WHAT TO PRODUCE
Would you transcribe the whole listing exactly, minus its pictures?
-- BEGIN DATA --
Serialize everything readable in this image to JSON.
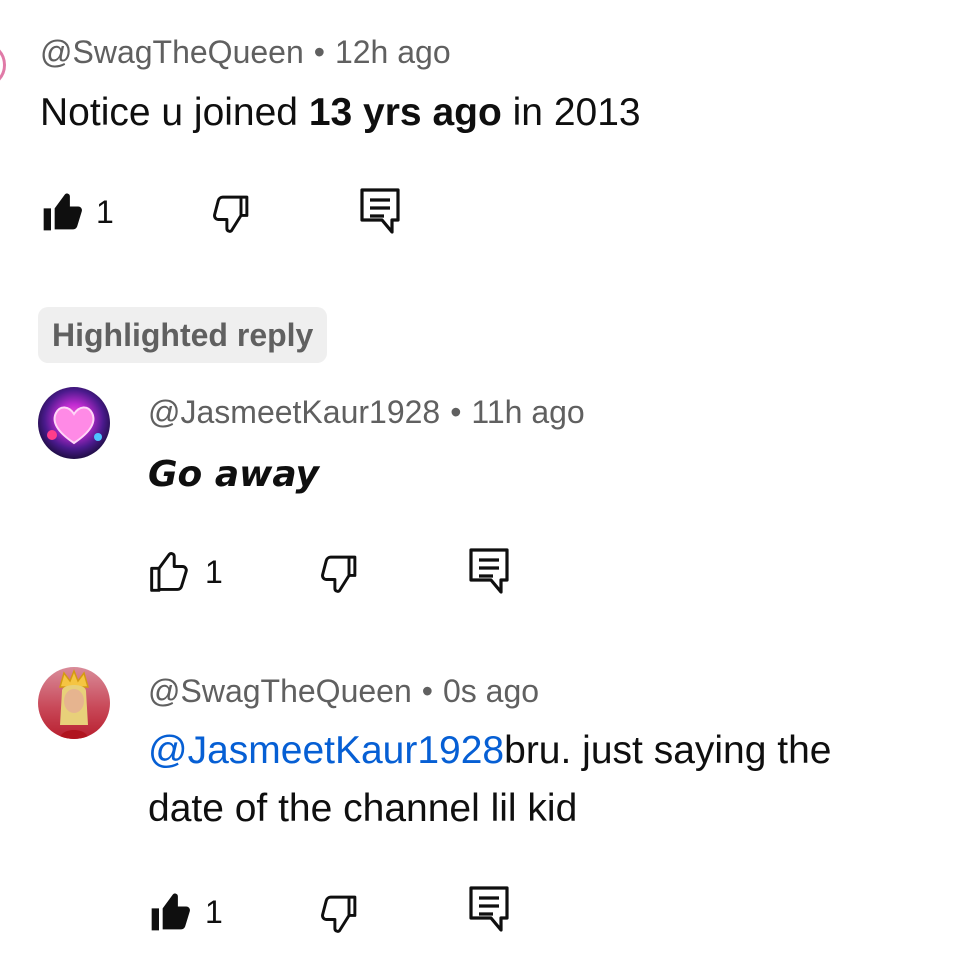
{
  "comment": {
    "author": "@SwagTheQueen",
    "time": "12h ago",
    "text_before": "Notice u joined ",
    "text_bold": "13 yrs ago",
    "text_after": " in 2013",
    "likes": "1"
  },
  "highlight_chip": "Highlighted reply",
  "replies": [
    {
      "author": "@JasmeetKaur1928",
      "time": "11h ago",
      "text": "Go away",
      "likes": "1"
    },
    {
      "author": "@SwagTheQueen",
      "time": "0s ago",
      "mention": "@JasmeetKaur1928",
      "text_line1": "bru. just saying the",
      "text_line2": "date of the channel lil kid",
      "likes": "1"
    }
  ],
  "separator": "•",
  "colors": {
    "text": "#0f0f0f",
    "meta": "#606060",
    "mention": "#065fd4",
    "chip_bg": "#efefef"
  }
}
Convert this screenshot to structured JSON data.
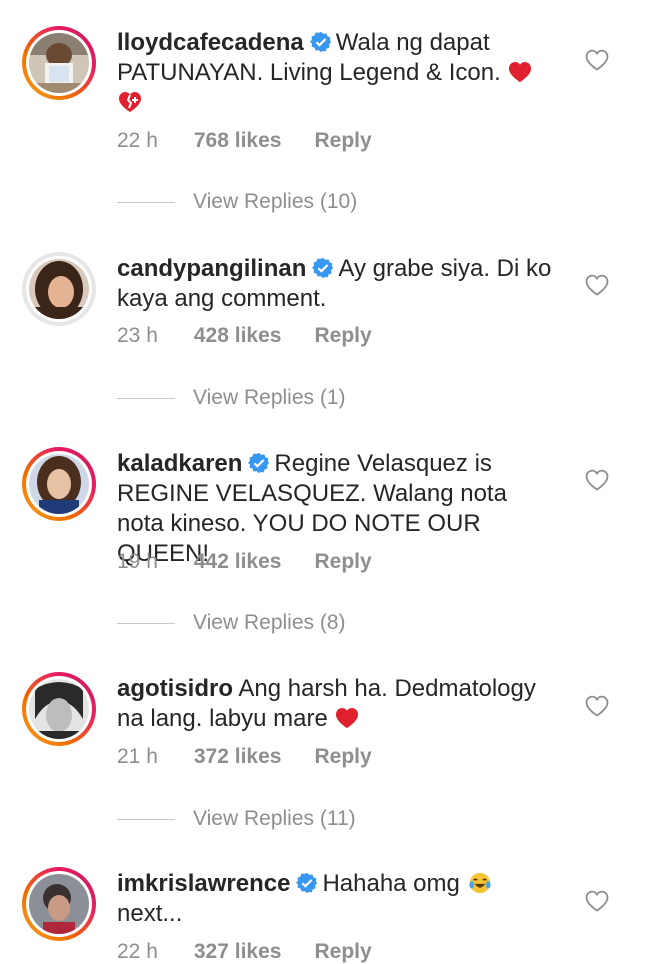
{
  "comments": [
    {
      "username": "lloydcafecadena",
      "verified": true,
      "text": "Wala ng dapat PATUNAYAN. Living Legend & Icon.",
      "emoji": [
        "red-heart",
        "broken-heart"
      ],
      "time": "22 h",
      "likes": "768 likes",
      "reply_label": "Reply",
      "view_replies": "View Replies (10)",
      "has_story_ring": true
    },
    {
      "username": "candypangilinan",
      "verified": true,
      "text": "Ay grabe siya. Di ko kaya ang comment.",
      "time": "23 h",
      "likes": "428 likes",
      "reply_label": "Reply",
      "view_replies": "View Replies (1)",
      "has_story_ring": false
    },
    {
      "username": "kaladkaren",
      "verified": true,
      "text": "Regine Velasquez is REGINE VELASQUEZ. Walang nota nota kineso. YOU DO NOTE OUR QUEEN!",
      "time": "19 h",
      "likes": "442 likes",
      "reply_label": "Reply",
      "view_replies": "View Replies (8)",
      "has_story_ring": true
    },
    {
      "username": "agotisidro",
      "verified": false,
      "text": "Ang harsh ha. Dedmatology na lang. labyu mare",
      "emoji": [
        "red-heart"
      ],
      "time": "21 h",
      "likes": "372 likes",
      "reply_label": "Reply",
      "view_replies": "View Replies (11)",
      "has_story_ring": true
    },
    {
      "username": "imkrislawrence",
      "verified": true,
      "text": "Hahaha omg",
      "text_after_emoji": "next...",
      "emoji": [
        "tears-of-joy"
      ],
      "time": "22 h",
      "likes": "327 likes",
      "reply_label": "Reply",
      "has_story_ring": true
    }
  ],
  "colors": {
    "primary_text": "#262626",
    "secondary_text": "#8e8e8e",
    "verified_blue": "#3897f0",
    "heart_red": "#ed4956"
  }
}
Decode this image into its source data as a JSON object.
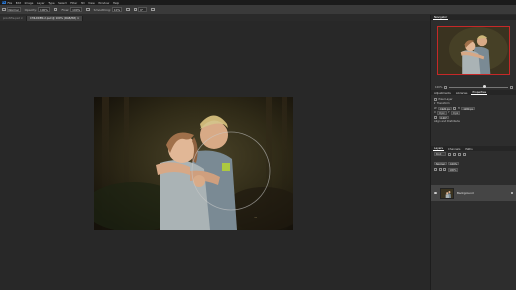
{
  "menubar": {
    "app_logo": "Ps",
    "items": [
      "File",
      "Edit",
      "Image",
      "Layer",
      "Type",
      "Select",
      "Filter",
      "3D",
      "View",
      "Window",
      "Help"
    ]
  },
  "optionsbar": {
    "tool_preset": "Normal",
    "opacity_label": "Opacity:",
    "opacity_value": "100%",
    "flow_label": "Flow:",
    "flow_value": "100%",
    "smoothing_label": "Smoothing:",
    "smoothing_value": "10%",
    "angle_value": "0°"
  },
  "tabs": [
    {
      "label": "proof-file.psd ×",
      "active": false
    },
    {
      "label": "CHILDREN-2.psd @ 100% (RGB/8#) ×",
      "active": true
    }
  ],
  "navigator": {
    "tabs": [
      "Navigator"
    ],
    "zoom": "100%",
    "zoom_fraction": 0.6
  },
  "adjustments": {
    "tabs": [
      "Adjustments",
      "Libraries",
      "Properties"
    ],
    "props": {
      "title": "Pixel Layer",
      "section": "Transform",
      "w_label": "W",
      "w_value": "1920 px",
      "h_label": "H",
      "h_value": "1280 px",
      "x_label": "X",
      "x_value": "0 px",
      "y_label": "Y",
      "y_value": "0 px",
      "angle": "0.00°",
      "align_label": "Align and Distribute"
    }
  },
  "layers": {
    "tabs": [
      "Layers",
      "Channels",
      "Paths"
    ],
    "kind_filter": "Kind",
    "blend_mode": "Normal",
    "opacity": "100%",
    "fill": "100%",
    "layer_name": "Background"
  },
  "icons": {
    "app": "photoshop-logo",
    "eye": "eye-icon",
    "lock": "lock-icon"
  },
  "colors": {
    "accent_blue": "#2d78d1",
    "navigator_frame": "#c62828"
  }
}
-- END DATA --
WRITTEN ANSWER
Serialize everything readable in this image to JSON.
{
  "comment": {
    "author": "@SwagTheQueen",
    "time": "12h ago",
    "text_before": "Notice u joined ",
    "text_bold": "13 yrs ago",
    "text_after": " in 2013",
    "likes": "1"
  },
  "highlight_chip": "Highlighted reply",
  "replies": [
    {
      "author": "@JasmeetKaur1928",
      "time": "11h ago",
      "text": "Go away",
      "likes": "1"
    },
    {
      "author": "@SwagTheQueen",
      "time": "0s ago",
      "mention": "@JasmeetKaur1928",
      "text_line1": "bru. just saying the",
      "text_line2": "date of the channel lil kid",
      "likes": "1"
    }
  ],
  "separator": "•",
  "colors": {
    "text": "#0f0f0f",
    "meta": "#606060",
    "mention": "#065fd4",
    "chip_bg": "#efefef"
  }
}
Convert this screenshot to structured JSON data.
{
  "comments": [
    {
      "username": "lloydcafecadena",
      "verified": true,
      "text": "Wala ng dapat PATUNAYAN. Living Legend & Icon.",
      "emoji": [
        "red-heart",
        "broken-heart"
      ],
      "time": "22 h",
      "likes": "768 likes",
      "reply_label": "Reply",
      "view_replies": "View Replies (10)",
      "has_story_ring": true
    },
    {
      "username": "candypangilinan",
      "verified": true,
      "text": "Ay grabe siya. Di ko kaya ang comment.",
      "time": "23 h",
      "likes": "428 likes",
      "reply_label": "Reply",
      "view_replies": "View Replies (1)",
      "has_story_ring": false
    },
    {
      "username": "kaladkaren",
      "verified": true,
      "text": "Regine Velasquez is REGINE VELASQUEZ. Walang nota nota kineso. YOU DO NOTE OUR QUEEN!",
      "time": "19 h",
      "likes": "442 likes",
      "reply_label": "Reply",
      "view_replies": "View Replies (8)",
      "has_story_ring": true
    },
    {
      "username": "agotisidro",
      "verified": false,
      "text": "Ang harsh ha. Dedmatology na lang. labyu mare",
      "emoji": [
        "red-heart"
      ],
      "time": "21 h",
      "likes": "372 likes",
      "reply_label": "Reply",
      "view_replies": "View Replies (11)",
      "has_story_ring": true
    },
    {
      "username": "imkrislawrence",
      "verified": true,
      "text": "Hahaha omg",
      "text_after_emoji": "next...",
      "emoji": [
        "tears-of-joy"
      ],
      "time": "22 h",
      "likes": "327 likes",
      "reply_label": "Reply",
      "has_story_ring": true
    }
  ],
  "colors": {
    "primary_text": "#262626",
    "secondary_text": "#8e8e8e",
    "verified_blue": "#3897f0",
    "heart_red": "#ed4956"
  }
}
Decode this image into its source data as a JSON object.
{
  "menubar": {
    "app_logo": "Ps",
    "items": [
      "File",
      "Edit",
      "Image",
      "Layer",
      "Type",
      "Select",
      "Filter",
      "3D",
      "View",
      "Window",
      "Help"
    ]
  },
  "optionsbar": {
    "tool_preset": "Normal",
    "opacity_label": "Opacity:",
    "opacity_value": "100%",
    "flow_label": "Flow:",
    "flow_value": "100%",
    "smoothing_label": "Smoothing:",
    "smoothing_value": "10%",
    "angle_value": "0°"
  },
  "tabs": [
    {
      "label": "proof-file.psd ×",
      "active": false
    },
    {
      "label": "CHILDREN-2.psd @ 100% (RGB/8#) ×",
      "active": true
    }
  ],
  "navigator": {
    "tabs": [
      "Navigator"
    ],
    "zoom": "100%",
    "zoom_fraction": 0.6
  },
  "adjustments": {
    "tabs": [
      "Adjustments",
      "Libraries",
      "Properties"
    ],
    "props": {
      "title": "Pixel Layer",
      "section": "Transform",
      "w_label": "W",
      "w_value": "1920 px",
      "h_label": "H",
      "h_value": "1280 px",
      "x_label": "X",
      "x_value": "0 px",
      "y_label": "Y",
      "y_value": "0 px",
      "angle": "0.00°",
      "align_label": "Align and Distribute"
    }
  },
  "layers": {
    "tabs": [
      "Layers",
      "Channels",
      "Paths"
    ],
    "kind_filter": "Kind",
    "blend_mode": "Normal",
    "opacity": "100%",
    "fill": "100%",
    "layer_name": "Background"
  },
  "icons": {
    "app": "photoshop-logo",
    "eye": "eye-icon",
    "lock": "lock-icon"
  },
  "colors": {
    "accent_blue": "#2d78d1",
    "navigator_frame": "#c62828"
  }
}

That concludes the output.